Recorded data:
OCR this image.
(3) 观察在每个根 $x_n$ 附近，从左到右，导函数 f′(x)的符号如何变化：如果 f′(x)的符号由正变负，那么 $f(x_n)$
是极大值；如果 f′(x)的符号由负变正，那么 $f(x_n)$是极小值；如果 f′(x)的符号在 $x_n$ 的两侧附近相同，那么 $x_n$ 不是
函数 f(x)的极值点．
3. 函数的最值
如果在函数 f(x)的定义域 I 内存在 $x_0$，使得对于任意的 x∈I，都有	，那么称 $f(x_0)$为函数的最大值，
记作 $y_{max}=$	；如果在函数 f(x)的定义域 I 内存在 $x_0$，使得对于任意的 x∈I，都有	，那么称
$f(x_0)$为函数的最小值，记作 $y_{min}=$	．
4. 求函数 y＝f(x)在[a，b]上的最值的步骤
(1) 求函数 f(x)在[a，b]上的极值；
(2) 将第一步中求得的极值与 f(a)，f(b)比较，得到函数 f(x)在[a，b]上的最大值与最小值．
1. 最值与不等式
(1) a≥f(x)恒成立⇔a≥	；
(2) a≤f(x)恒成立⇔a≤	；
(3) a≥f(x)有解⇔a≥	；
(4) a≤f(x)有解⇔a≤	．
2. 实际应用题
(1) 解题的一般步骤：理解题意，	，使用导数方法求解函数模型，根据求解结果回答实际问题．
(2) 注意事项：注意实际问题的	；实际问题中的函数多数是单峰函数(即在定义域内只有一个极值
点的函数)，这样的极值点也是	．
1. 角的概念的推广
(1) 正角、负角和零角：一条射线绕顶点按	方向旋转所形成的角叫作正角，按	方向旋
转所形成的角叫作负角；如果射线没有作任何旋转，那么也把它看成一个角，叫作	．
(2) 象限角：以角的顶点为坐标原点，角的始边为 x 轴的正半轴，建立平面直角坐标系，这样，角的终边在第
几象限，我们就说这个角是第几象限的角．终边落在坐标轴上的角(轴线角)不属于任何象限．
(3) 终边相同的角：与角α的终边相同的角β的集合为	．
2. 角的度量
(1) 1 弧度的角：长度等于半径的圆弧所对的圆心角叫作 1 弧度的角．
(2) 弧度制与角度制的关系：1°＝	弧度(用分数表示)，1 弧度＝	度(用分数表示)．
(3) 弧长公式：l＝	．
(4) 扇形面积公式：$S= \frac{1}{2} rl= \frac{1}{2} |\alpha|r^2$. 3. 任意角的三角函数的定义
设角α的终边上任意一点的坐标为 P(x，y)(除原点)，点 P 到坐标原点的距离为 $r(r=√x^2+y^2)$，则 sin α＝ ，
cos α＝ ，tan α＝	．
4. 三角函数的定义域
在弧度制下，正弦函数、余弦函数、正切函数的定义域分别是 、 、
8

--

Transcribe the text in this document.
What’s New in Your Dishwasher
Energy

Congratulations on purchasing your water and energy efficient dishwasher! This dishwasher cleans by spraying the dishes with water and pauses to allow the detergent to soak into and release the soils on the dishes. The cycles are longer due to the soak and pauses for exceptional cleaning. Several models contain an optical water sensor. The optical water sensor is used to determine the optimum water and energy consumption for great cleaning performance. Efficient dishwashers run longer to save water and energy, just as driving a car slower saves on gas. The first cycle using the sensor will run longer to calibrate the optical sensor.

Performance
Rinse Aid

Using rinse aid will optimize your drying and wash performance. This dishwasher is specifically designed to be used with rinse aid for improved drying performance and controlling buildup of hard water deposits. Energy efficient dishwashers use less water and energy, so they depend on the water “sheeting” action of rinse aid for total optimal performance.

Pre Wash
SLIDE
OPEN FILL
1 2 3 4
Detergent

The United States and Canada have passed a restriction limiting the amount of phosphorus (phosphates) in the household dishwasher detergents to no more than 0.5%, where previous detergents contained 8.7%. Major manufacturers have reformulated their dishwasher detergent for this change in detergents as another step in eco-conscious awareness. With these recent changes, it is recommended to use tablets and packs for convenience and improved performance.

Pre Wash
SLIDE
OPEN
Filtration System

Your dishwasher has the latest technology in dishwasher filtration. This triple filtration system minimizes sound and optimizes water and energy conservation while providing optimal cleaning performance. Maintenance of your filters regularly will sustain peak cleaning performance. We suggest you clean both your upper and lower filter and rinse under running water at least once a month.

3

Task ▸
Where a line of the records above holds the word "如果在函数", copy that line.

Written answer ▸
如果在函数 f(x)的定义域 I 内存在 $x_0$，使得对于任意的 x∈I，都有	，那么称 $f(x_0)$为函数的最大值，
记作 $y_{max}=$	；如果在函数 f(x)的定义域 I 内存在 $x_0$，使得对于任意的 x∈I，都有	，那么称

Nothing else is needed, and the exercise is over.